▶ **PROBLEM DETAILS**:
Look for the string "text" and copy every line that has it.
== == ==
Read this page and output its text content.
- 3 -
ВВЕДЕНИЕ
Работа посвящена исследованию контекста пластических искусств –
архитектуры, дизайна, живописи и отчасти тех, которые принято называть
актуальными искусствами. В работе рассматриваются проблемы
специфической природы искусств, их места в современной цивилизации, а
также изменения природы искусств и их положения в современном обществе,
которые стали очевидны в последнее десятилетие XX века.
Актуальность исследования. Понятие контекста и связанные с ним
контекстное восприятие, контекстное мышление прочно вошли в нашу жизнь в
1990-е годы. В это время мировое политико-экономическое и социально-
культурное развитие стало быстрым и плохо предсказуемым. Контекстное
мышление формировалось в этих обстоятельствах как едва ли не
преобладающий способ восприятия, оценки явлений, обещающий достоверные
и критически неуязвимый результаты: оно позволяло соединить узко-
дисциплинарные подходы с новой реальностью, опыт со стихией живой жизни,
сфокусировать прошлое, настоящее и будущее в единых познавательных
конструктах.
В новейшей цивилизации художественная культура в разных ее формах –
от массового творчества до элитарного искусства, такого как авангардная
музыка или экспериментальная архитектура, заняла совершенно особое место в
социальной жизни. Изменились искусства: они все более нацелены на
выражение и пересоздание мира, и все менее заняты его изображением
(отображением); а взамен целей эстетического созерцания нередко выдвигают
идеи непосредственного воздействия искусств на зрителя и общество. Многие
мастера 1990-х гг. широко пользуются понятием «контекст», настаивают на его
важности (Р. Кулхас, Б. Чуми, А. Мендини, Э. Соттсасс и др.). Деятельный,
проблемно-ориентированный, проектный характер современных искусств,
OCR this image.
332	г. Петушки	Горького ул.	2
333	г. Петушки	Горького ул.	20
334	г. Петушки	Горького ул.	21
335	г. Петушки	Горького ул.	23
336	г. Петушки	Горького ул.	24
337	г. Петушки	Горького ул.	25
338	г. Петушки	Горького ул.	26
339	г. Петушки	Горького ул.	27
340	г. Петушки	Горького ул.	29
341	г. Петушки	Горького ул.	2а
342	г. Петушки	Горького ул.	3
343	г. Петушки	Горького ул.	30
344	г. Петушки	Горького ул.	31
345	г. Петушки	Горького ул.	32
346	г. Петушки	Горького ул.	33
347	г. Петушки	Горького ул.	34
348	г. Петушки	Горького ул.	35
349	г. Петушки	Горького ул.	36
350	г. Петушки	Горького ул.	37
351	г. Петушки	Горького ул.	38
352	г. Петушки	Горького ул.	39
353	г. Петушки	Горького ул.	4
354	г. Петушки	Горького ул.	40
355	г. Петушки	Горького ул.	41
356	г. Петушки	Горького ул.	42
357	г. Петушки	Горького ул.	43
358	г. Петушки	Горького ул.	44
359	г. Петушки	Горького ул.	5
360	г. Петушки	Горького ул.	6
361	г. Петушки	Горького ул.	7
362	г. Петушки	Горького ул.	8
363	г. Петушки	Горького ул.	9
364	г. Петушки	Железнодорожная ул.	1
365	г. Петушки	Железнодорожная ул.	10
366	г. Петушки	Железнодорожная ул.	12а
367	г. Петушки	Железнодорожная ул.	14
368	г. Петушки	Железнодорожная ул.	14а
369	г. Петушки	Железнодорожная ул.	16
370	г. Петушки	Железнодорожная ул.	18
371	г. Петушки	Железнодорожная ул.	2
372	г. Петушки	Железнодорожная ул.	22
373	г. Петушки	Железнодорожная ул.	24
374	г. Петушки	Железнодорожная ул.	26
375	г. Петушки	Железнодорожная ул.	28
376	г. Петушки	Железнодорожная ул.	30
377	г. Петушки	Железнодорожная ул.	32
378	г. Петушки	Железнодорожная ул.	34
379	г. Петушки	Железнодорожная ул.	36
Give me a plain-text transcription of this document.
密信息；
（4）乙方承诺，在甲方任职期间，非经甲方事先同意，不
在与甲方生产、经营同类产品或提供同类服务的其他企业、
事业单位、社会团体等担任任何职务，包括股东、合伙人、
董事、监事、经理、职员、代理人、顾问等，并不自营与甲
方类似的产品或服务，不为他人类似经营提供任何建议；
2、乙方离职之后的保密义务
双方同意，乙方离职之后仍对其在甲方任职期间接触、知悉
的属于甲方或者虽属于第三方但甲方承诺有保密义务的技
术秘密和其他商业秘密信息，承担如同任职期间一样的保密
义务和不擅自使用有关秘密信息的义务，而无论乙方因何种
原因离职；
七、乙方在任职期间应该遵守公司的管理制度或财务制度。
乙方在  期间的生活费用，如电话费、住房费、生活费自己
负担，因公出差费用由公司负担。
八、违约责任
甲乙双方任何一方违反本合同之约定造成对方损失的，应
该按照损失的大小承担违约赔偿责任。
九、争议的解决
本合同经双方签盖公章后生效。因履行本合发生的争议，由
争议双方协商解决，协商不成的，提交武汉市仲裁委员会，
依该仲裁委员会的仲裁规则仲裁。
== == ==
▶ **OUTPUT FOR THIS EXERCISE**:
Read this page and output its text content.
Give me a plain-text transcription of this document.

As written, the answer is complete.